## What needs to be done
Wherever the word "values" shows up in a line, please copy that line.

## Saved entries
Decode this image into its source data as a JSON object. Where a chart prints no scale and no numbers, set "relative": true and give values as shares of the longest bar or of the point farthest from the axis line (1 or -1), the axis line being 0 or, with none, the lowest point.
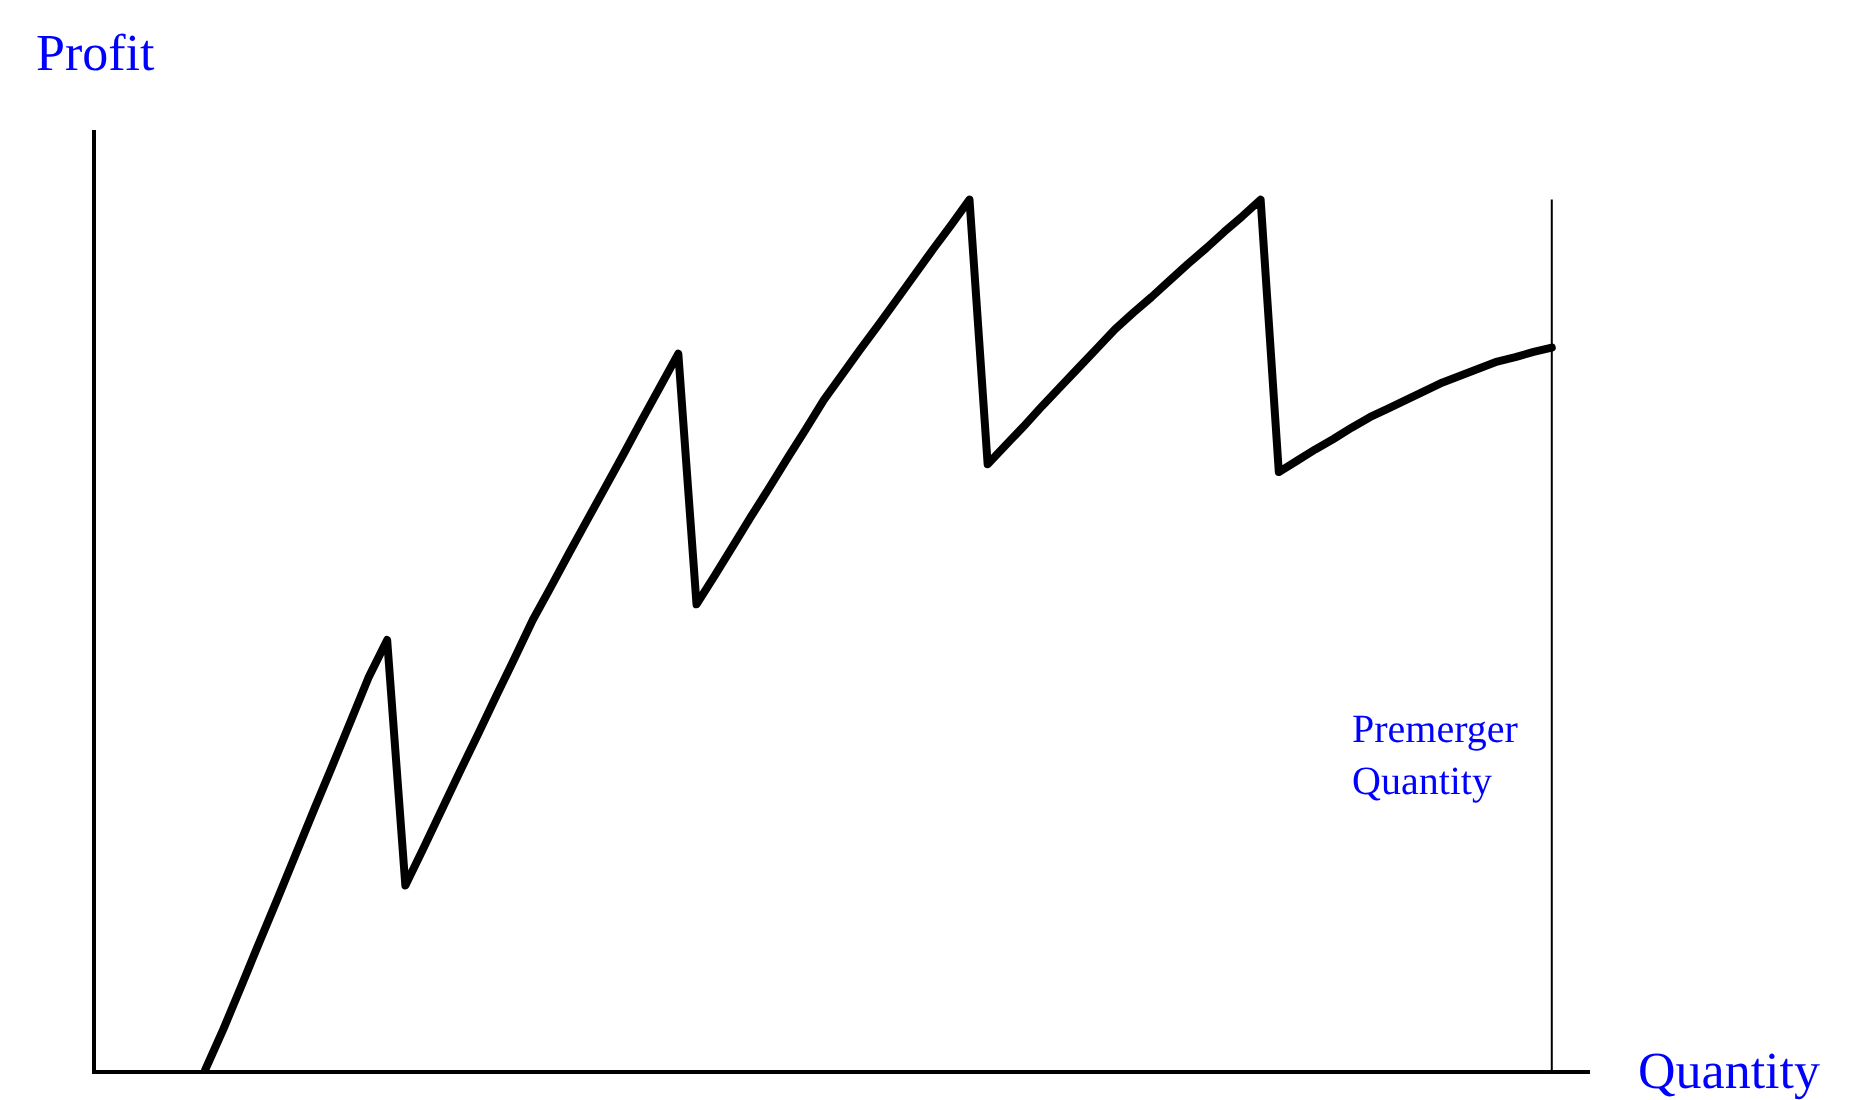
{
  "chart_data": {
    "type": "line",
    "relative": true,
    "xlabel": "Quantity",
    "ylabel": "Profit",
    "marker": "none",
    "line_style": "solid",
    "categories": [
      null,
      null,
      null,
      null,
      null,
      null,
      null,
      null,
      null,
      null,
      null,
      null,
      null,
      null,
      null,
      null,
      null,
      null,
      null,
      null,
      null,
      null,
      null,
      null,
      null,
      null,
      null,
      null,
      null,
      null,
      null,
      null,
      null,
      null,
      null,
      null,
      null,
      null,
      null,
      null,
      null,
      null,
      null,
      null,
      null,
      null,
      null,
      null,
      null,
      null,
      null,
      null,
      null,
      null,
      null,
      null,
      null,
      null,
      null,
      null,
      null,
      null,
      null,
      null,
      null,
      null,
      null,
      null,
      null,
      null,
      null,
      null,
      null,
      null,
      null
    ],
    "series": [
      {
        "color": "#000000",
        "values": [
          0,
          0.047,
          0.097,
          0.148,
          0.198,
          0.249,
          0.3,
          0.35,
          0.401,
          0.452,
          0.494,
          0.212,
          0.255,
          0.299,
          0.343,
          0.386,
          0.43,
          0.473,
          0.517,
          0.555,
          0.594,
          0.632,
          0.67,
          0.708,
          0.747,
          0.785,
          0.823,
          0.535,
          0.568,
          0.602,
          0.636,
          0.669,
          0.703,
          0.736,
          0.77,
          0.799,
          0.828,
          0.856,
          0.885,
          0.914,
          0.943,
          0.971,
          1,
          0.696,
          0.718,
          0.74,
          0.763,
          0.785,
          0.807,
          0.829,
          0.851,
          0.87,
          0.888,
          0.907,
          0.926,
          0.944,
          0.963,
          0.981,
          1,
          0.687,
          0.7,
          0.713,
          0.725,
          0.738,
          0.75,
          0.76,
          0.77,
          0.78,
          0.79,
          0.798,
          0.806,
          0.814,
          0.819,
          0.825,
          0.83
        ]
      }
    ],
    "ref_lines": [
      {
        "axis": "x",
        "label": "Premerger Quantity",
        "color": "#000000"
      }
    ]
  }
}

## Worked answer
Decode this image into its source data as a JSON object. Where a chart prints no scale and no numbers, set "relative": true and give values as shares of the longest bar or of the point farthest from the axis line (1 or -1), the axis line being 0 or, with none, the lowest point.
        "values": [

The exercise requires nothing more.